[START MATERIAL SUPPLIED]
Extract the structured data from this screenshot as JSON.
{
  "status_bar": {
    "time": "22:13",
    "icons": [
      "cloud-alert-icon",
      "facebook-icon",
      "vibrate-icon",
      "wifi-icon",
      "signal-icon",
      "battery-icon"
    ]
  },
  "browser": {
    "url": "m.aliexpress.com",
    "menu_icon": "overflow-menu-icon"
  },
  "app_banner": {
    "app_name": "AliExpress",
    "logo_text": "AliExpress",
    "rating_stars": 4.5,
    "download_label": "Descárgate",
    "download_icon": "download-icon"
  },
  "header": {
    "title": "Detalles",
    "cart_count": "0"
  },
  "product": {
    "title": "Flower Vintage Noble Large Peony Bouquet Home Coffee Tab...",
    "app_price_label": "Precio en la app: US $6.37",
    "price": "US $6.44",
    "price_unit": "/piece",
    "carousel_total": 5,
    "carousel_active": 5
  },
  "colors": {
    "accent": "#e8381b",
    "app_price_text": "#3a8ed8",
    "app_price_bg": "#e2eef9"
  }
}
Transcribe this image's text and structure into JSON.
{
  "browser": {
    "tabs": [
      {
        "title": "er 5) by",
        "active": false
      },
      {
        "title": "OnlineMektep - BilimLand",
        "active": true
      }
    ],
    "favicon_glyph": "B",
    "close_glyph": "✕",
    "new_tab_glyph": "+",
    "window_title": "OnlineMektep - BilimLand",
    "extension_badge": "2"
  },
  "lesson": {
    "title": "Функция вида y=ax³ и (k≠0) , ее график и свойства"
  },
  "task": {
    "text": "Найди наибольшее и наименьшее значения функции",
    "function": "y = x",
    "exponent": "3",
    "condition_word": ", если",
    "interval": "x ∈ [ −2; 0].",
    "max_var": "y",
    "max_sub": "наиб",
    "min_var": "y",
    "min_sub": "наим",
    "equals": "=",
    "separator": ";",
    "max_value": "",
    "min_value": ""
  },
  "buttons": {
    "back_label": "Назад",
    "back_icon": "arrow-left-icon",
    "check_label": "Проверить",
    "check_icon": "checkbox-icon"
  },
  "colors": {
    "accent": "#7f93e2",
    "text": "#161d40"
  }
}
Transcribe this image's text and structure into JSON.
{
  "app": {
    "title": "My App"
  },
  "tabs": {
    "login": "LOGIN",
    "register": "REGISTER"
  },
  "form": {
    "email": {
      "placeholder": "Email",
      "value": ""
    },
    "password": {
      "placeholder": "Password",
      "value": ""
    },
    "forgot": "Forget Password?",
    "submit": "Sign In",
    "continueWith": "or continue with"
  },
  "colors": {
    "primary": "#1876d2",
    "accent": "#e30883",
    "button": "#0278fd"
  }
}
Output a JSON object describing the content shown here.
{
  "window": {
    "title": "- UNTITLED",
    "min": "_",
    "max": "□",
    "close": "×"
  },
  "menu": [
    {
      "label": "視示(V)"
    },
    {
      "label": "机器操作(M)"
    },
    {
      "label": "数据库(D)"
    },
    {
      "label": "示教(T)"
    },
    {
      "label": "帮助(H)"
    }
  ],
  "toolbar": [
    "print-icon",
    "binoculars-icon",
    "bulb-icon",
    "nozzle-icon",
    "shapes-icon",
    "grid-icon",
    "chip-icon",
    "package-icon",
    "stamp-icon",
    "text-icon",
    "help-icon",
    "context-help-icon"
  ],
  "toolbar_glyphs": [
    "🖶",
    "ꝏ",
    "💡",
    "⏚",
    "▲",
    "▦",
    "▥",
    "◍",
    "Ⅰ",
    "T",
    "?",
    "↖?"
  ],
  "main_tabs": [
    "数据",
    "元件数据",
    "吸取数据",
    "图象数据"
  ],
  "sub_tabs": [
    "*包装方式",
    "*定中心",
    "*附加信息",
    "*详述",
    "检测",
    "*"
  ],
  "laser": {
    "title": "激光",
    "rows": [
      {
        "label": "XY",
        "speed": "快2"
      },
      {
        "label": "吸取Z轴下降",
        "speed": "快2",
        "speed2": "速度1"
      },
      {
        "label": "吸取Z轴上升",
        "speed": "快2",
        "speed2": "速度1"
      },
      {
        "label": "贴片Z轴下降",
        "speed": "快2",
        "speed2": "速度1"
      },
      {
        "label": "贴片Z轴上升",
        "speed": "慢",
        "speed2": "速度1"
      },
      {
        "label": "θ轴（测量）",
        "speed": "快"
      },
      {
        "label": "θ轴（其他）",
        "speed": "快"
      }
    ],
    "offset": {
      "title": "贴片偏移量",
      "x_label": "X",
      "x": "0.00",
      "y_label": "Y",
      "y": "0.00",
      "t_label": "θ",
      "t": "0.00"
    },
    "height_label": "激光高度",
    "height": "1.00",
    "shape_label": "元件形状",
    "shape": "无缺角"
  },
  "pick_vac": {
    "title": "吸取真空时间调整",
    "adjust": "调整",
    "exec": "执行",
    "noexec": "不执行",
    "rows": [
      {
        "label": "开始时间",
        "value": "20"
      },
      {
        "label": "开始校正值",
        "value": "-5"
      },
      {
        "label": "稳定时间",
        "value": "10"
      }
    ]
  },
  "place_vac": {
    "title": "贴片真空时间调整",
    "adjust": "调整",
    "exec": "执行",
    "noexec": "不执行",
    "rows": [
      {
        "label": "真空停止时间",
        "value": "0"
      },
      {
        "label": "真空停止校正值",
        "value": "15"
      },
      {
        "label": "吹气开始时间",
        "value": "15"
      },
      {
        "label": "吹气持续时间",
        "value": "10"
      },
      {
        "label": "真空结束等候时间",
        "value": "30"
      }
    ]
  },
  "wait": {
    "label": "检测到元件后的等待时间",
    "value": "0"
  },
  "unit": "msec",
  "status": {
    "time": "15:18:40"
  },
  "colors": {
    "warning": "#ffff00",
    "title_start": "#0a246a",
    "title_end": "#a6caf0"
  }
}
[END MATERIAL SUPPLIED]
> [OBJECTIVE]:
Restate the whole of the material exactly.

> [RESULT OF THIS TASK]:
Extract the structured data from this screenshot as JSON.
{
  "status_bar": {
    "time": "22:13",
    "icons": [
      "cloud-alert-icon",
      "facebook-icon",
      "vibrate-icon",
      "wifi-icon",
      "signal-icon",
      "battery-icon"
    ]
  },
  "browser": {
    "url": "m.aliexpress.com",
    "menu_icon": "overflow-menu-icon"
  },
  "app_banner": {
    "app_name": "AliExpress",
    "logo_text": "AliExpress",
    "rating_stars": 4.5,
    "download_label": "Descárgate",
    "download_icon": "download-icon"
  },
  "header": {
    "title": "Detalles",
    "cart_count": "0"
  },
  "product": {
    "title": "Flower Vintage Noble Large Peony Bouquet Home Coffee Tab...",
    "app_price_label": "Precio en la app: US $6.37",
    "price": "US $6.44",
    "price_unit": "/piece",
    "carousel_total": 5,
    "carousel_active": 5
  },
  "colors": {
    "accent": "#e8381b",
    "app_price_text": "#3a8ed8",
    "app_price_bg": "#e2eef9"
  }
}
Transcribe this image's text and structure into JSON.
{
  "browser": {
    "tabs": [
      {
        "title": "er 5) by",
        "active": false
      },
      {
        "title": "OnlineMektep - BilimLand",
        "active": true
      }
    ],
    "favicon_glyph": "B",
    "close_glyph": "✕",
    "new_tab_glyph": "+",
    "window_title": "OnlineMektep - BilimLand",
    "extension_badge": "2"
  },
  "lesson": {
    "title": "Функция вида y=ax³ и (k≠0) , ее график и свойства"
  },
  "task": {
    "text": "Найди наибольшее и наименьшее значения функции",
    "function": "y = x",
    "exponent": "3",
    "condition_word": ", если",
    "interval": "x ∈ [ −2; 0].",
    "max_var": "y",
    "max_sub": "наиб",
    "min_var": "y",
    "min_sub": "наим",
    "equals": "=",
    "separator": ";",
    "max_value": "",
    "min_value": ""
  },
  "buttons": {
    "back_label": "Назад",
    "back_icon": "arrow-left-icon",
    "check_label": "Проверить",
    "check_icon": "checkbox-icon"
  },
  "colors": {
    "accent": "#7f93e2",
    "text": "#161d40"
  }
}
Transcribe this image's text and structure into JSON.
{
  "app": {
    "title": "My App"
  },
  "tabs": {
    "login": "LOGIN",
    "register": "REGISTER"
  },
  "form": {
    "email": {
      "placeholder": "Email",
      "value": ""
    },
    "password": {
      "placeholder": "Password",
      "value": ""
    },
    "forgot": "Forget Password?",
    "submit": "Sign In",
    "continueWith": "or continue with"
  },
  "colors": {
    "primary": "#1876d2",
    "accent": "#e30883",
    "button": "#0278fd"
  }
}
Output a JSON object describing the content shown here.
{
  "window": {
    "title": "- UNTITLED",
    "min": "_",
    "max": "□",
    "close": "×"
  },
  "menu": [
    {
      "label": "視示(V)"
    },
    {
      "label": "机器操作(M)"
    },
    {
      "label": "数据库(D)"
    },
    {
      "label": "示教(T)"
    },
    {
      "label": "帮助(H)"
    }
  ],
  "toolbar": [
    "print-icon",
    "binoculars-icon",
    "bulb-icon",
    "nozzle-icon",
    "shapes-icon",
    "grid-icon",
    "chip-icon",
    "package-icon",
    "stamp-icon",
    "text-icon",
    "help-icon",
    "context-help-icon"
  ],
  "toolbar_glyphs": [
    "🖶",
    "ꝏ",
    "💡",
    "⏚",
    "▲",
    "▦",
    "▥",
    "◍",
    "Ⅰ",
    "T",
    "?",
    "↖?"
  ],
  "main_tabs": [
    "数据",
    "元件数据",
    "吸取数据",
    "图象数据"
  ],
  "sub_tabs": [
    "*包装方式",
    "*定中心",
    "*附加信息",
    "*详述",
    "检测",
    "*"
  ],
  "laser": {
    "title": "激光",
    "rows": [
      {
        "label": "XY",
        "speed": "快2"
      },
      {
        "label": "吸取Z轴下降",
        "speed": "快2",
        "speed2": "速度1"
      },
      {
        "label": "吸取Z轴上升",
        "speed": "快2",
        "speed2": "速度1"
      },
      {
        "label": "贴片Z轴下降",
        "speed": "快2",
        "speed2": "速度1"
      },
      {
        "label": "贴片Z轴上升",
        "speed": "慢",
        "speed2": "速度1"
      },
      {
        "label": "θ轴（测量）",
        "speed": "快"
      },
      {
        "label": "θ轴（其他）",
        "speed": "快"
      }
    ],
    "offset": {
      "title": "贴片偏移量",
      "x_label": "X",
      "x": "0.00",
      "y_label": "Y",
      "y": "0.00",
      "t_label": "θ",
      "t": "0.00"
    },
    "height_label": "激光高度",
    "height": "1.00",
    "shape_label": "元件形状",
    "shape": "无缺角"
  },
  "pick_vac": {
    "title": "吸取真空时间调整",
    "adjust": "调整",
    "exec": "执行",
    "noexec": "不执行",
    "rows": [
      {
        "label": "开始时间",
        "value": "20"
      },
      {
        "label": "开始校正值",
        "value": "-5"
      },
      {
        "label": "稳定时间",
        "value": "10"
      }
    ]
  },
  "place_vac": {
    "title": "贴片真空时间调整",
    "adjust": "调整",
    "exec": "执行",
    "noexec": "不执行",
    "rows": [
      {
        "label": "真空停止时间",
        "value": "0"
      },
      {
        "label": "真空停止校正值",
        "value": "15"
      },
      {
        "label": "吹气开始时间",
        "value": "15"
      },
      {
        "label": "吹气持续时间",
        "value": "10"
      },
      {
        "label": "真空结束等候时间",
        "value": "30"
      }
    ]
  },
  "wait": {
    "label": "检测到元件后的等待时间",
    "value": "0"
  },
  "unit": "msec",
  "status": {
    "time": "15:18:40"
  },
  "colors": {
    "warning": "#ffff00",
    "title_start": "#0a246a",
    "title_end": "#a6caf0"
  }
}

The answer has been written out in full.